Set problem: Give back each entry unchanged, minus pictures.

Listed entries:
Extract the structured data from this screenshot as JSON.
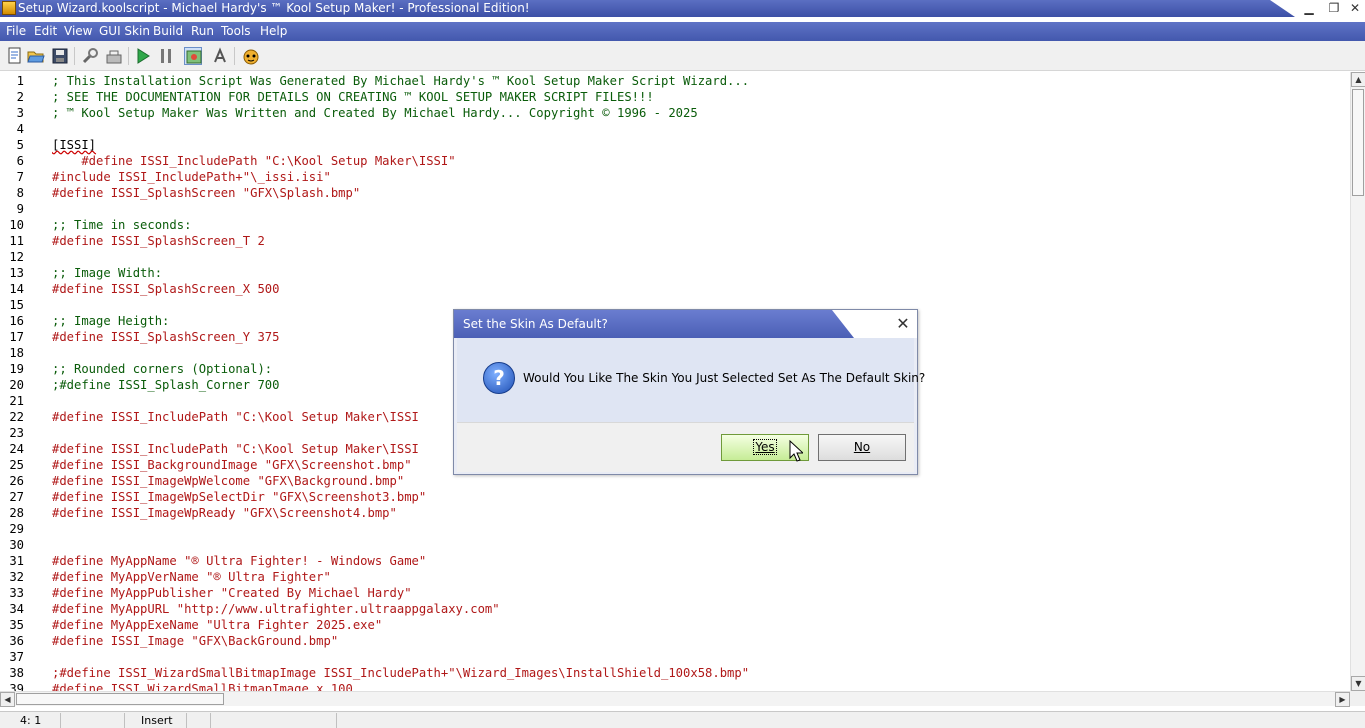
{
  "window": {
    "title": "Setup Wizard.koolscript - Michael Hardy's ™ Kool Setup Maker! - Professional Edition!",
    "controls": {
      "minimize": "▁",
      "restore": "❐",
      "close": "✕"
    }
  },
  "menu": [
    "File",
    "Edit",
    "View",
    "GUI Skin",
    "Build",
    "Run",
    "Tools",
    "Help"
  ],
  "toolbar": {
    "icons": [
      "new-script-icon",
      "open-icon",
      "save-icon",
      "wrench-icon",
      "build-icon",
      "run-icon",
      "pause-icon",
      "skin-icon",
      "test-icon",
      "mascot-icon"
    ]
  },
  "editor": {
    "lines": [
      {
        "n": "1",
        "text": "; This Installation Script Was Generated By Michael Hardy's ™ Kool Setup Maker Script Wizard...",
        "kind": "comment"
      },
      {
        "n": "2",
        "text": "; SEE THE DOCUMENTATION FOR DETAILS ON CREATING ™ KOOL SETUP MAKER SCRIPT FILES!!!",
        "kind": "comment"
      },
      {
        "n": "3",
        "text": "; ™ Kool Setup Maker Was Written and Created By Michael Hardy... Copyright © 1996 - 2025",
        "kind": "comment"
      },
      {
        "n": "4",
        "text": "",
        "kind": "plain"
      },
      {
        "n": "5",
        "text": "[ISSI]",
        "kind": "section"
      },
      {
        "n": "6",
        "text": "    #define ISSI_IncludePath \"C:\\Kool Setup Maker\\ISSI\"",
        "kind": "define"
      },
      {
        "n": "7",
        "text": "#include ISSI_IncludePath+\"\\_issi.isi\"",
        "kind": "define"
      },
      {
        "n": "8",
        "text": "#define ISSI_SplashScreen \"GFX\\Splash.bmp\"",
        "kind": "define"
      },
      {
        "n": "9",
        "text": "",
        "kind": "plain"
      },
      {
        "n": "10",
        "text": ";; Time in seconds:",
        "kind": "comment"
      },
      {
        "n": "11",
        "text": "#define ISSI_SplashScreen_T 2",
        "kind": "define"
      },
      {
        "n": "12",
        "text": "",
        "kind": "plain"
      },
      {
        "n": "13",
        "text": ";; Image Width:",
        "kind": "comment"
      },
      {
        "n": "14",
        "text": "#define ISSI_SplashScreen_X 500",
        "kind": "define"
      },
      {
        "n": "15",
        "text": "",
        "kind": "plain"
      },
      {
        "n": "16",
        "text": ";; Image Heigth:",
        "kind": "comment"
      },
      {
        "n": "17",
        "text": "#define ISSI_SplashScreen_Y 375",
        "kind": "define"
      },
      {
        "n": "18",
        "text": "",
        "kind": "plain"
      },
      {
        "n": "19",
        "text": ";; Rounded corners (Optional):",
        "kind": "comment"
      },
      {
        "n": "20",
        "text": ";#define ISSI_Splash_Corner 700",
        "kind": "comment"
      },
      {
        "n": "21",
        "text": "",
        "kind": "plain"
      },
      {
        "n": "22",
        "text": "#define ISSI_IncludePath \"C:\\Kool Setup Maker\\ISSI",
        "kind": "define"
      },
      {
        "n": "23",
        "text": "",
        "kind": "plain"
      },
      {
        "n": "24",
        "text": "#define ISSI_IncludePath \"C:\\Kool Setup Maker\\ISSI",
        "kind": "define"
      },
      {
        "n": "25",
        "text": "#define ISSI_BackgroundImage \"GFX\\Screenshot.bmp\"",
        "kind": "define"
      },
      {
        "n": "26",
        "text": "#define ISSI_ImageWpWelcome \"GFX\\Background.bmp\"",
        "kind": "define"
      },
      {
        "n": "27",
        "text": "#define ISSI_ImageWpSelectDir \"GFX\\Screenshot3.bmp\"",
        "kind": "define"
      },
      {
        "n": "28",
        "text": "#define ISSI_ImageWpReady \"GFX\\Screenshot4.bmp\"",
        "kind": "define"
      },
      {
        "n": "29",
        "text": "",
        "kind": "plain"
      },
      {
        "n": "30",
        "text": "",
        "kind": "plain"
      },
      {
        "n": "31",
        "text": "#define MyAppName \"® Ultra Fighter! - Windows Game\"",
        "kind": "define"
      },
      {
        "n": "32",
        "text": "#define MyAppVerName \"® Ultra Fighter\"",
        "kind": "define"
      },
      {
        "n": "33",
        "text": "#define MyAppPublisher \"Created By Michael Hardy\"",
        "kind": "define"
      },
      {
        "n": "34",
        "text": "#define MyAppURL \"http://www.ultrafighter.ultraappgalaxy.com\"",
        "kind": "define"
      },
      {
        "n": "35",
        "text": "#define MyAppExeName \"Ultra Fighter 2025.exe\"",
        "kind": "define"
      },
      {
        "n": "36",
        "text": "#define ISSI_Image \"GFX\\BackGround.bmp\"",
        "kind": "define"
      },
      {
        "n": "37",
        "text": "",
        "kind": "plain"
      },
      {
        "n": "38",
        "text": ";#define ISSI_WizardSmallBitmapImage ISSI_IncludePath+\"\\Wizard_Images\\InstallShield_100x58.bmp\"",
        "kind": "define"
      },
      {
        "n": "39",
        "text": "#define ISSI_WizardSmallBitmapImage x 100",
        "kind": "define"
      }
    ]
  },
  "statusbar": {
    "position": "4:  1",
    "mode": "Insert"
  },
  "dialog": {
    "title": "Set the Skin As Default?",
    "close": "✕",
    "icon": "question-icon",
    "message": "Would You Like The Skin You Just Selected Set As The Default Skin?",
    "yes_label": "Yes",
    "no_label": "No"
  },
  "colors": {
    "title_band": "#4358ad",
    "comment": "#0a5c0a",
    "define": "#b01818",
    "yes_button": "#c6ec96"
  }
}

Complete response:
Extract the structured data from this screenshot as JSON.
{
  "window": {
    "title": "Setup Wizard.koolscript - Michael Hardy's ™ Kool Setup Maker! - Professional Edition!",
    "controls": {
      "minimize": "▁",
      "restore": "❐",
      "close": "✕"
    }
  },
  "menu": [
    "File",
    "Edit",
    "View",
    "GUI Skin",
    "Build",
    "Run",
    "Tools",
    "Help"
  ],
  "toolbar": {
    "icons": [
      "new-script-icon",
      "open-icon",
      "save-icon",
      "wrench-icon",
      "build-icon",
      "run-icon",
      "pause-icon",
      "skin-icon",
      "test-icon",
      "mascot-icon"
    ]
  },
  "editor": {
    "lines": [
      {
        "n": "1",
        "text": "; This Installation Script Was Generated By Michael Hardy's ™ Kool Setup Maker Script Wizard...",
        "kind": "comment"
      },
      {
        "n": "2",
        "text": "; SEE THE DOCUMENTATION FOR DETAILS ON CREATING ™ KOOL SETUP MAKER SCRIPT FILES!!!",
        "kind": "comment"
      },
      {
        "n": "3",
        "text": "; ™ Kool Setup Maker Was Written and Created By Michael Hardy... Copyright © 1996 - 2025",
        "kind": "comment"
      },
      {
        "n": "4",
        "text": "",
        "kind": "plain"
      },
      {
        "n": "5",
        "text": "[ISSI]",
        "kind": "section"
      },
      {
        "n": "6",
        "text": "    #define ISSI_IncludePath \"C:\\Kool Setup Maker\\ISSI\"",
        "kind": "define"
      },
      {
        "n": "7",
        "text": "#include ISSI_IncludePath+\"\\_issi.isi\"",
        "kind": "define"
      },
      {
        "n": "8",
        "text": "#define ISSI_SplashScreen \"GFX\\Splash.bmp\"",
        "kind": "define"
      },
      {
        "n": "9",
        "text": "",
        "kind": "plain"
      },
      {
        "n": "10",
        "text": ";; Time in seconds:",
        "kind": "comment"
      },
      {
        "n": "11",
        "text": "#define ISSI_SplashScreen_T 2",
        "kind": "define"
      },
      {
        "n": "12",
        "text": "",
        "kind": "plain"
      },
      {
        "n": "13",
        "text": ";; Image Width:",
        "kind": "comment"
      },
      {
        "n": "14",
        "text": "#define ISSI_SplashScreen_X 500",
        "kind": "define"
      },
      {
        "n": "15",
        "text": "",
        "kind": "plain"
      },
      {
        "n": "16",
        "text": ";; Image Heigth:",
        "kind": "comment"
      },
      {
        "n": "17",
        "text": "#define ISSI_SplashScreen_Y 375",
        "kind": "define"
      },
      {
        "n": "18",
        "text": "",
        "kind": "plain"
      },
      {
        "n": "19",
        "text": ";; Rounded corners (Optional):",
        "kind": "comment"
      },
      {
        "n": "20",
        "text": ";#define ISSI_Splash_Corner 700",
        "kind": "comment"
      },
      {
        "n": "21",
        "text": "",
        "kind": "plain"
      },
      {
        "n": "22",
        "text": "#define ISSI_IncludePath \"C:\\Kool Setup Maker\\ISSI",
        "kind": "define"
      },
      {
        "n": "23",
        "text": "",
        "kind": "plain"
      },
      {
        "n": "24",
        "text": "#define ISSI_IncludePath \"C:\\Kool Setup Maker\\ISSI",
        "kind": "define"
      },
      {
        "n": "25",
        "text": "#define ISSI_BackgroundImage \"GFX\\Screenshot.bmp\"",
        "kind": "define"
      },
      {
        "n": "26",
        "text": "#define ISSI_ImageWpWelcome \"GFX\\Background.bmp\"",
        "kind": "define"
      },
      {
        "n": "27",
        "text": "#define ISSI_ImageWpSelectDir \"GFX\\Screenshot3.bmp\"",
        "kind": "define"
      },
      {
        "n": "28",
        "text": "#define ISSI_ImageWpReady \"GFX\\Screenshot4.bmp\"",
        "kind": "define"
      },
      {
        "n": "29",
        "text": "",
        "kind": "plain"
      },
      {
        "n": "30",
        "text": "",
        "kind": "plain"
      },
      {
        "n": "31",
        "text": "#define MyAppName \"® Ultra Fighter! - Windows Game\"",
        "kind": "define"
      },
      {
        "n": "32",
        "text": "#define MyAppVerName \"® Ultra Fighter\"",
        "kind": "define"
      },
      {
        "n": "33",
        "text": "#define MyAppPublisher \"Created By Michael Hardy\"",
        "kind": "define"
      },
      {
        "n": "34",
        "text": "#define MyAppURL \"http://www.ultrafighter.ultraappgalaxy.com\"",
        "kind": "define"
      },
      {
        "n": "35",
        "text": "#define MyAppExeName \"Ultra Fighter 2025.exe\"",
        "kind": "define"
      },
      {
        "n": "36",
        "text": "#define ISSI_Image \"GFX\\BackGround.bmp\"",
        "kind": "define"
      },
      {
        "n": "37",
        "text": "",
        "kind": "plain"
      },
      {
        "n": "38",
        "text": ";#define ISSI_WizardSmallBitmapImage ISSI_IncludePath+\"\\Wizard_Images\\InstallShield_100x58.bmp\"",
        "kind": "define"
      },
      {
        "n": "39",
        "text": "#define ISSI_WizardSmallBitmapImage x 100",
        "kind": "define"
      }
    ]
  },
  "statusbar": {
    "position": "4:  1",
    "mode": "Insert"
  },
  "dialog": {
    "title": "Set the Skin As Default?",
    "close": "✕",
    "icon": "question-icon",
    "message": "Would You Like The Skin You Just Selected Set As The Default Skin?",
    "yes_label": "Yes",
    "no_label": "No"
  },
  "colors": {
    "title_band": "#4358ad",
    "comment": "#0a5c0a",
    "define": "#b01818",
    "yes_button": "#c6ec96"
  }
}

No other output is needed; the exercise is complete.